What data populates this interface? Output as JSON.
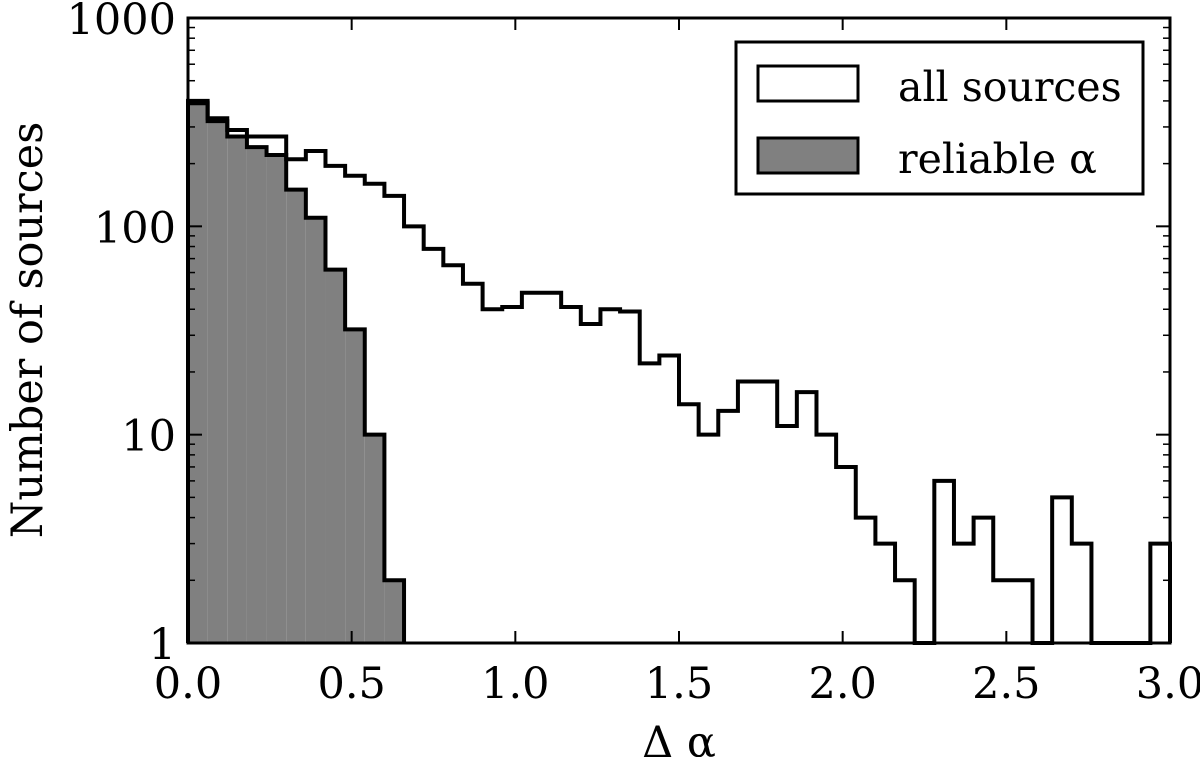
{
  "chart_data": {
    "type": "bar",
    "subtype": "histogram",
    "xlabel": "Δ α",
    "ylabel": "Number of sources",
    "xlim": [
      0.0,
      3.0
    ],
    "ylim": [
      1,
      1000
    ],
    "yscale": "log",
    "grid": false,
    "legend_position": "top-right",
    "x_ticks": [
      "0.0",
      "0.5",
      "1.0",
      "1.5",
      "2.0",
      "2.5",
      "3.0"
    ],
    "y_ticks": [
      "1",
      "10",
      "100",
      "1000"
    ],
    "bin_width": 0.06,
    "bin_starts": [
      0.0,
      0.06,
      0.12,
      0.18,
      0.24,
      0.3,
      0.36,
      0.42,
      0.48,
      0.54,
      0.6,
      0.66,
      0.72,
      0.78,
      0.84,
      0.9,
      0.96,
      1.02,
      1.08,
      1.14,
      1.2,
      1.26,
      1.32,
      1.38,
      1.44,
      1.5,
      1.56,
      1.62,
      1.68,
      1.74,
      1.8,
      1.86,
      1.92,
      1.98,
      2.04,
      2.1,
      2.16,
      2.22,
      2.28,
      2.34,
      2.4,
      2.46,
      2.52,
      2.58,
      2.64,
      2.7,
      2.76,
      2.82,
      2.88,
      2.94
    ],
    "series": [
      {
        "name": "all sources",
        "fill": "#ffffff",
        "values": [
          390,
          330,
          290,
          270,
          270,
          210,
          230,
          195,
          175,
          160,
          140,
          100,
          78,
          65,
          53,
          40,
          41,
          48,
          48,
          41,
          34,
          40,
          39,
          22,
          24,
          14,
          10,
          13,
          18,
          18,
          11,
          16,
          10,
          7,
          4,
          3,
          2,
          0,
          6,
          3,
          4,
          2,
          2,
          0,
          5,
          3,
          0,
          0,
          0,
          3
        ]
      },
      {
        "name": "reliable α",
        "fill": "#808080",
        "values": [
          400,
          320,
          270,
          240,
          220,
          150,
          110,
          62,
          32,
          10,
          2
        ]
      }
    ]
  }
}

Aim of the task
Print each record exactly as it stands, leaving the images out.

Task result
What data populates this interface? Output as JSON.
{
  "chart_data": {
    "type": "bar",
    "subtype": "histogram",
    "xlabel": "Δ α",
    "ylabel": "Number of sources",
    "xlim": [
      0.0,
      3.0
    ],
    "ylim": [
      1,
      1000
    ],
    "yscale": "log",
    "grid": false,
    "legend_position": "top-right",
    "x_ticks": [
      "0.0",
      "0.5",
      "1.0",
      "1.5",
      "2.0",
      "2.5",
      "3.0"
    ],
    "y_ticks": [
      "1",
      "10",
      "100",
      "1000"
    ],
    "bin_width": 0.06,
    "bin_starts": [
      0.0,
      0.06,
      0.12,
      0.18,
      0.24,
      0.3,
      0.36,
      0.42,
      0.48,
      0.54,
      0.6,
      0.66,
      0.72,
      0.78,
      0.84,
      0.9,
      0.96,
      1.02,
      1.08,
      1.14,
      1.2,
      1.26,
      1.32,
      1.38,
      1.44,
      1.5,
      1.56,
      1.62,
      1.68,
      1.74,
      1.8,
      1.86,
      1.92,
      1.98,
      2.04,
      2.1,
      2.16,
      2.22,
      2.28,
      2.34,
      2.4,
      2.46,
      2.52,
      2.58,
      2.64,
      2.7,
      2.76,
      2.82,
      2.88,
      2.94
    ],
    "series": [
      {
        "name": "all sources",
        "fill": "#ffffff",
        "values": [
          390,
          330,
          290,
          270,
          270,
          210,
          230,
          195,
          175,
          160,
          140,
          100,
          78,
          65,
          53,
          40,
          41,
          48,
          48,
          41,
          34,
          40,
          39,
          22,
          24,
          14,
          10,
          13,
          18,
          18,
          11,
          16,
          10,
          7,
          4,
          3,
          2,
          0,
          6,
          3,
          4,
          2,
          2,
          0,
          5,
          3,
          0,
          0,
          0,
          3
        ]
      },
      {
        "name": "reliable α",
        "fill": "#808080",
        "values": [
          400,
          320,
          270,
          240,
          220,
          150,
          110,
          62,
          32,
          10,
          2
        ]
      }
    ]
  }
}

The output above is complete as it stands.